Given problem:
Omit the pictures, then reproduce every remaining record exactly.
** Start Available records **
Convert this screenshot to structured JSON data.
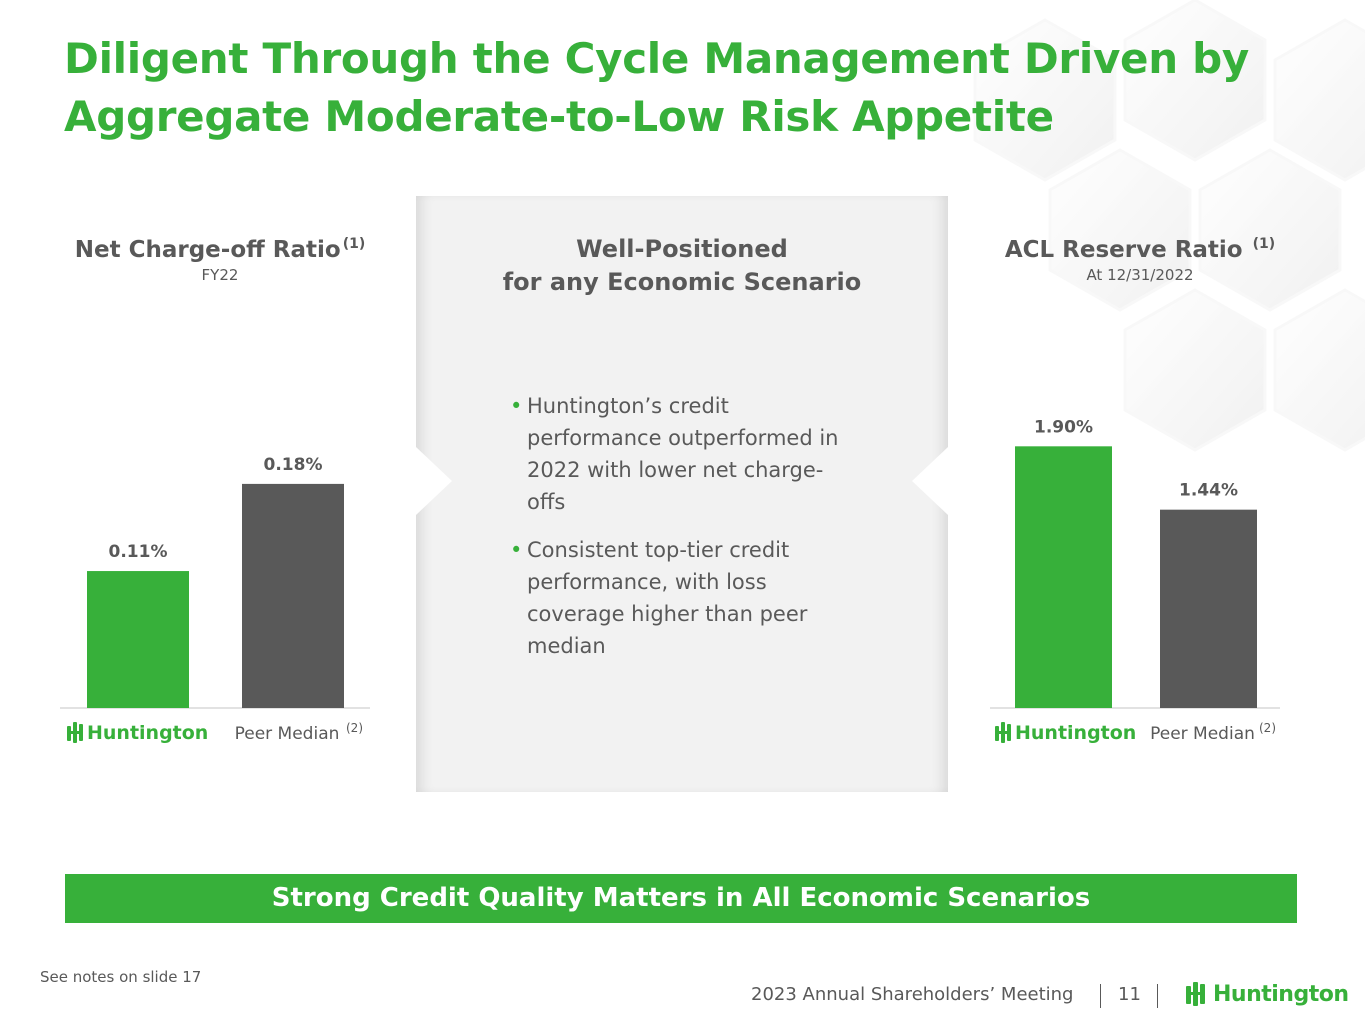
{
  "title": "Diligent Through the Cycle Management Driven by Aggregate Moderate-to-Low Risk Appetite",
  "left_chart": {
    "title": "Net Charge-off Ratio",
    "title_note": "(1)",
    "subtitle": "FY22",
    "category_note": "(2)"
  },
  "right_chart": {
    "title": "ACL Reserve Ratio",
    "title_note": "(1)",
    "subtitle": "At 12/31/2022",
    "category_note": "(2)"
  },
  "center": {
    "title_line1": "Well-Positioned",
    "title_line2": "for any Economic Scenario",
    "bullets": [
      "Huntington’s credit performance outperformed in 2022 with lower net charge-offs",
      "Consistent top-tier credit performance, with loss coverage higher than peer median"
    ]
  },
  "banner": "Strong Credit Quality Matters in All Economic Scenarios",
  "notes": "See notes on slide 17",
  "footer": {
    "meeting": "2023 Annual Shareholders’ Meeting",
    "page": "11",
    "logo_text": "Huntington"
  },
  "colors": {
    "green": "#37b03a",
    "gray": "#595959",
    "panel": "#f2f2f2"
  },
  "chart_data": [
    {
      "type": "bar",
      "title": "Net Charge-off Ratio",
      "subtitle": "FY22",
      "categories": [
        "Huntington",
        "Peer Median"
      ],
      "values": [
        0.11,
        0.18
      ],
      "data_labels": [
        "0.11%",
        "0.18%"
      ],
      "colors": [
        "#37b03a",
        "#595959"
      ],
      "ylim": [
        0,
        0.2
      ],
      "grid": false,
      "legend": "none"
    },
    {
      "type": "bar",
      "title": "ACL Reserve Ratio",
      "subtitle": "At 12/31/2022",
      "categories": [
        "Huntington",
        "Peer Median"
      ],
      "values": [
        1.9,
        1.44
      ],
      "data_labels": [
        "1.90%",
        "1.44%"
      ],
      "colors": [
        "#37b03a",
        "#595959"
      ],
      "ylim": [
        0,
        2.2
      ],
      "grid": false,
      "legend": "none"
    }
  ]
}
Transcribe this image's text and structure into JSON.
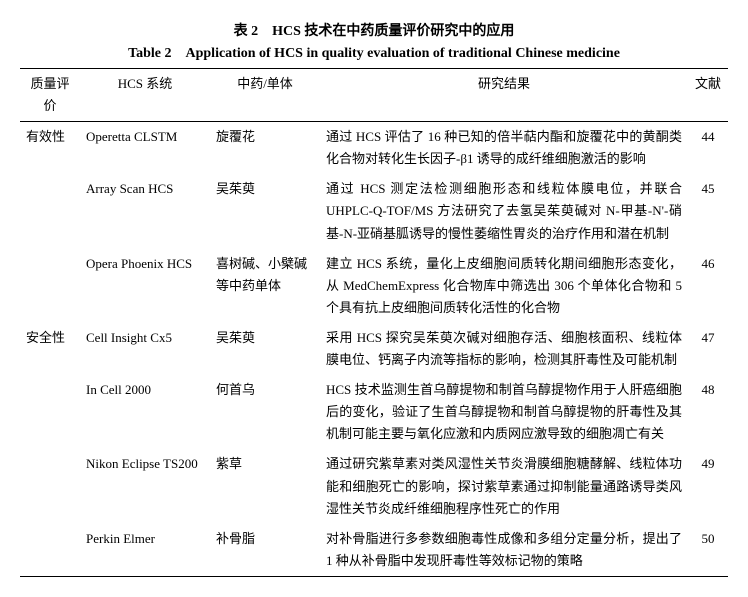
{
  "title_zh": "表 2　HCS 技术在中药质量评价研究中的应用",
  "title_en": "Table 2　Application of HCS in quality evaluation of traditional Chinese medicine",
  "headers": {
    "eval": "质量评价",
    "sys": "HCS 系统",
    "med": "中药/单体",
    "res": "研究结果",
    "ref": "文献"
  },
  "rows": [
    {
      "eval": "有效性",
      "sys": "Operetta CLSTM",
      "med": "旋覆花",
      "res": "通过 HCS 评估了 16 种已知的倍半萜内酯和旋覆花中的黄酮类化合物对转化生长因子-β1 诱导的成纤维细胞激活的影响",
      "ref": "44"
    },
    {
      "eval": "",
      "sys": "Array Scan HCS",
      "med": "吴茱萸",
      "res": "通过 HCS 测定法检测细胞形态和线粒体膜电位，并联合 UHPLC-Q-TOF/MS 方法研究了去氢吴茱萸碱对 N-甲基-N'-硝基-N-亚硝基胍诱导的慢性萎缩性胃炎的治疗作用和潜在机制",
      "ref": "45"
    },
    {
      "eval": "",
      "sys": "Opera Phoenix HCS",
      "med": "喜树碱、小檗碱等中药单体",
      "res": "建立 HCS 系统，量化上皮细胞间质转化期间细胞形态变化，从 MedChemExpress 化合物库中筛选出 306 个单体化合物和 5 个具有抗上皮细胞间质转化活性的化合物",
      "ref": "46"
    },
    {
      "eval": "安全性",
      "sys": "Cell Insight Cx5",
      "med": "吴茱萸",
      "res": "采用 HCS 探究吴茱萸次碱对细胞存活、细胞核面积、线粒体膜电位、钙离子内流等指标的影响，检测其肝毒性及可能机制",
      "ref": "47"
    },
    {
      "eval": "",
      "sys": "In Cell 2000",
      "med": "何首乌",
      "res": "HCS 技术监测生首乌醇提物和制首乌醇提物作用于人肝癌细胞后的变化，验证了生首乌醇提物和制首乌醇提物的肝毒性及其机制可能主要与氧化应激和内质网应激导致的细胞凋亡有关",
      "ref": "48"
    },
    {
      "eval": "",
      "sys": "Nikon Eclipse TS200",
      "med": "紫草",
      "res": "通过研究紫草素对类风湿性关节炎滑膜细胞糖酵解、线粒体功能和细胞死亡的影响，探讨紫草素通过抑制能量通路诱导类风湿性关节炎成纤维细胞程序性死亡的作用",
      "ref": "49"
    },
    {
      "eval": "",
      "sys": "Perkin Elmer",
      "med": "补骨脂",
      "res": "对补骨脂进行多参数细胞毒性成像和多组分定量分析，提出了 1 种从补骨脂中发现肝毒性等效标记物的策略",
      "ref": "50"
    }
  ]
}
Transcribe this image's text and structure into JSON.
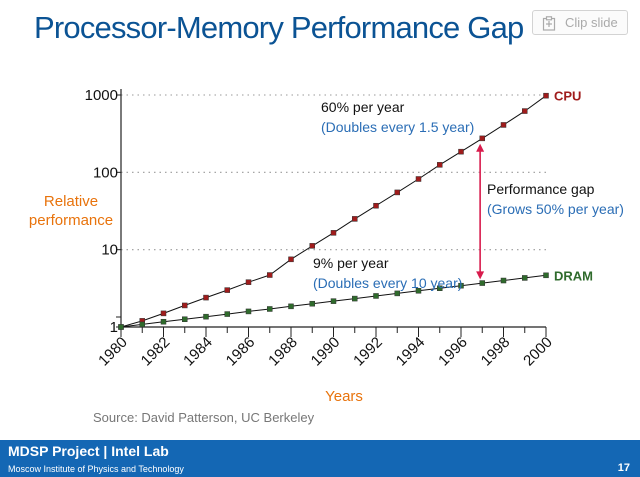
{
  "slide": {
    "title": "Processor-Memory Performance Gap",
    "clip_label": "Clip slide",
    "footer_title": "MDSP Project | Intel Lab",
    "footer_subtitle": "Moscow Institute of Physics and Technology",
    "page_number": "17",
    "source": "Source: David Patterson, UC Berkeley"
  },
  "colors": {
    "title": "#0b5394",
    "accent_orange": "#e8730c",
    "accent_blue": "#2a6db5",
    "cpu_series": "#a01c1c",
    "dram_series": "#2f6b2c",
    "gap_arrow": "#d81b4c",
    "footer_bg": "#1467b4",
    "grid": "#999999"
  },
  "chart_data": {
    "type": "line",
    "title": "",
    "xlabel": "Years",
    "ylabel": "Relative performance",
    "yscale": "log",
    "ylim": [
      1,
      1000
    ],
    "xlim": [
      1980,
      2000
    ],
    "yticks": [
      1,
      10,
      100,
      1000
    ],
    "ytick_labels": [
      "1",
      "10",
      "100",
      "1000"
    ],
    "xticks": [
      1980,
      1982,
      1984,
      1986,
      1988,
      1990,
      1992,
      1994,
      1996,
      1998,
      2000
    ],
    "xtick_labels": [
      "1980",
      "1982",
      "1984",
      "1986",
      "1988",
      "1990",
      "1992",
      "1994",
      "1996",
      "1998",
      "2000"
    ],
    "grid": "horizontal dotted",
    "x": [
      1980,
      1981,
      1982,
      1983,
      1984,
      1985,
      1986,
      1987,
      1988,
      1989,
      1990,
      1991,
      1992,
      1993,
      1994,
      1995,
      1996,
      1997,
      1998,
      1999,
      2000
    ],
    "series": [
      {
        "name": "CPU",
        "values": [
          1,
          1.2,
          1.5,
          1.9,
          2.4,
          3.0,
          3.8,
          4.7,
          7.5,
          11.2,
          16.5,
          25,
          37,
          55,
          82,
          125,
          185,
          275,
          410,
          620,
          980
        ]
      },
      {
        "name": "DRAM",
        "values": [
          1,
          1.08,
          1.17,
          1.26,
          1.36,
          1.47,
          1.59,
          1.71,
          1.85,
          2.0,
          2.16,
          2.33,
          2.52,
          2.72,
          2.94,
          3.17,
          3.42,
          3.7,
          3.99,
          4.31,
          4.66
        ]
      }
    ],
    "annotations": {
      "cpu_rate": "60% per year",
      "cpu_note": "(Doubles every 1.5 year)",
      "dram_rate": "9% per year",
      "dram_note": "(Doubles every 10 year)",
      "gap_title": "Performance gap",
      "gap_note": "(Grows 50% per year)",
      "gap_year": 1996.9
    }
  }
}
** End Available records **
Exercise response:
Convert this screenshot to structured JSON data.
{
  "title": "Diligent Through the Cycle Management Driven by Aggregate Moderate-to-Low Risk Appetite",
  "left_chart": {
    "title": "Net Charge-off Ratio",
    "title_note": "(1)",
    "subtitle": "FY22",
    "category_note": "(2)"
  },
  "right_chart": {
    "title": "ACL Reserve Ratio",
    "title_note": "(1)",
    "subtitle": "At 12/31/2022",
    "category_note": "(2)"
  },
  "center": {
    "title_line1": "Well-Positioned",
    "title_line2": "for any Economic Scenario",
    "bullets": [
      "Huntington’s credit performance outperformed in 2022 with lower net charge-offs",
      "Consistent top-tier credit performance, with loss coverage higher than peer median"
    ]
  },
  "banner": "Strong Credit Quality Matters in All Economic Scenarios",
  "notes": "See notes on slide 17",
  "footer": {
    "meeting": "2023 Annual Shareholders’ Meeting",
    "page": "11",
    "logo_text": "Huntington"
  },
  "colors": {
    "green": "#37b03a",
    "gray": "#595959",
    "panel": "#f2f2f2"
  },
  "chart_data": [
    {
      "type": "bar",
      "title": "Net Charge-off Ratio",
      "subtitle": "FY22",
      "categories": [
        "Huntington",
        "Peer Median"
      ],
      "values": [
        0.11,
        0.18
      ],
      "data_labels": [
        "0.11%",
        "0.18%"
      ],
      "colors": [
        "#37b03a",
        "#595959"
      ],
      "ylim": [
        0,
        0.2
      ],
      "grid": false,
      "legend": "none"
    },
    {
      "type": "bar",
      "title": "ACL Reserve Ratio",
      "subtitle": "At 12/31/2022",
      "categories": [
        "Huntington",
        "Peer Median"
      ],
      "values": [
        1.9,
        1.44
      ],
      "data_labels": [
        "1.90%",
        "1.44%"
      ],
      "colors": [
        "#37b03a",
        "#595959"
      ],
      "ylim": [
        0,
        2.2
      ],
      "grid": false,
      "legend": "none"
    }
  ]
}
Transcribe this image's text and structure into JSON.
{
  "title_zh": "表 2　HCS 技术在中药质量评价研究中的应用",
  "title_en": "Table 2　Application of HCS in quality evaluation of traditional Chinese medicine",
  "headers": {
    "eval": "质量评价",
    "sys": "HCS 系统",
    "med": "中药/单体",
    "res": "研究结果",
    "ref": "文献"
  },
  "rows": [
    {
      "eval": "有效性",
      "sys": "Operetta CLSTM",
      "med": "旋覆花",
      "res": "通过 HCS 评估了 16 种已知的倍半萜内酯和旋覆花中的黄酮类化合物对转化生长因子-β1 诱导的成纤维细胞激活的影响",
      "ref": "44"
    },
    {
      "eval": "",
      "sys": "Array Scan HCS",
      "med": "吴茱萸",
      "res": "通过 HCS 测定法检测细胞形态和线粒体膜电位，并联合 UHPLC-Q-TOF/MS 方法研究了去氢吴茱萸碱对 N-甲基-N'-硝基-N-亚硝基胍诱导的慢性萎缩性胃炎的治疗作用和潜在机制",
      "ref": "45"
    },
    {
      "eval": "",
      "sys": "Opera Phoenix HCS",
      "med": "喜树碱、小檗碱等中药单体",
      "res": "建立 HCS 系统，量化上皮细胞间质转化期间细胞形态变化，从 MedChemExpress 化合物库中筛选出 306 个单体化合物和 5 个具有抗上皮细胞间质转化活性的化合物",
      "ref": "46"
    },
    {
      "eval": "安全性",
      "sys": "Cell Insight Cx5",
      "med": "吴茱萸",
      "res": "采用 HCS 探究吴茱萸次碱对细胞存活、细胞核面积、线粒体膜电位、钙离子内流等指标的影响，检测其肝毒性及可能机制",
      "ref": "47"
    },
    {
      "eval": "",
      "sys": "In Cell 2000",
      "med": "何首乌",
      "res": "HCS 技术监测生首乌醇提物和制首乌醇提物作用于人肝癌细胞后的变化，验证了生首乌醇提物和制首乌醇提物的肝毒性及其机制可能主要与氧化应激和内质网应激导致的细胞凋亡有关",
      "ref": "48"
    },
    {
      "eval": "",
      "sys": "Nikon Eclipse TS200",
      "med": "紫草",
      "res": "通过研究紫草素对类风湿性关节炎滑膜细胞糖酵解、线粒体功能和细胞死亡的影响，探讨紫草素通过抑制能量通路诱导类风湿性关节炎成纤维细胞程序性死亡的作用",
      "ref": "49"
    },
    {
      "eval": "",
      "sys": "Perkin Elmer",
      "med": "补骨脂",
      "res": "对补骨脂进行多参数细胞毒性成像和多组分定量分析，提出了 1 种从补骨脂中发现肝毒性等效标记物的策略",
      "ref": "50"
    }
  ]
}
Transcribe this image's text and structure into JSON.
{
  "slide": {
    "title": "Processor-Memory Performance Gap",
    "clip_label": "Clip slide",
    "footer_title": "MDSP Project | Intel Lab",
    "footer_subtitle": "Moscow Institute of Physics and Technology",
    "page_number": "17",
    "source": "Source: David Patterson, UC Berkeley"
  },
  "colors": {
    "title": "#0b5394",
    "accent_orange": "#e8730c",
    "accent_blue": "#2a6db5",
    "cpu_series": "#a01c1c",
    "dram_series": "#2f6b2c",
    "gap_arrow": "#d81b4c",
    "footer_bg": "#1467b4",
    "grid": "#999999"
  },
  "chart_data": {
    "type": "line",
    "title": "",
    "xlabel": "Years",
    "ylabel": "Relative performance",
    "yscale": "log",
    "ylim": [
      1,
      1000
    ],
    "xlim": [
      1980,
      2000
    ],
    "yticks": [
      1,
      10,
      100,
      1000
    ],
    "ytick_labels": [
      "1",
      "10",
      "100",
      "1000"
    ],
    "xticks": [
      1980,
      1982,
      1984,
      1986,
      1988,
      1990,
      1992,
      1994,
      1996,
      1998,
      2000
    ],
    "xtick_labels": [
      "1980",
      "1982",
      "1984",
      "1986",
      "1988",
      "1990",
      "1992",
      "1994",
      "1996",
      "1998",
      "2000"
    ],
    "grid": "horizontal dotted",
    "x": [
      1980,
      1981,
      1982,
      1983,
      1984,
      1985,
      1986,
      1987,
      1988,
      1989,
      1990,
      1991,
      1992,
      1993,
      1994,
      1995,
      1996,
      1997,
      1998,
      1999,
      2000
    ],
    "series": [
      {
        "name": "CPU",
        "values": [
          1,
          1.2,
          1.5,
          1.9,
          2.4,
          3.0,
          3.8,
          4.7,
          7.5,
          11.2,
          16.5,
          25,
          37,
          55,
          82,
          125,
          185,
          275,
          410,
          620,
          980
        ]
      },
      {
        "name": "DRAM",
        "values": [
          1,
          1.08,
          1.17,
          1.26,
          1.36,
          1.47,
          1.59,
          1.71,
          1.85,
          2.0,
          2.16,
          2.33,
          2.52,
          2.72,
          2.94,
          3.17,
          3.42,
          3.7,
          3.99,
          4.31,
          4.66
        ]
      }
    ],
    "annotations": {
      "cpu_rate": "60% per year",
      "cpu_note": "(Doubles every 1.5 year)",
      "dram_rate": "9% per year",
      "dram_note": "(Doubles every 10 year)",
      "gap_title": "Performance gap",
      "gap_note": "(Grows 50% per year)",
      "gap_year": 1996.9
    }
  }
}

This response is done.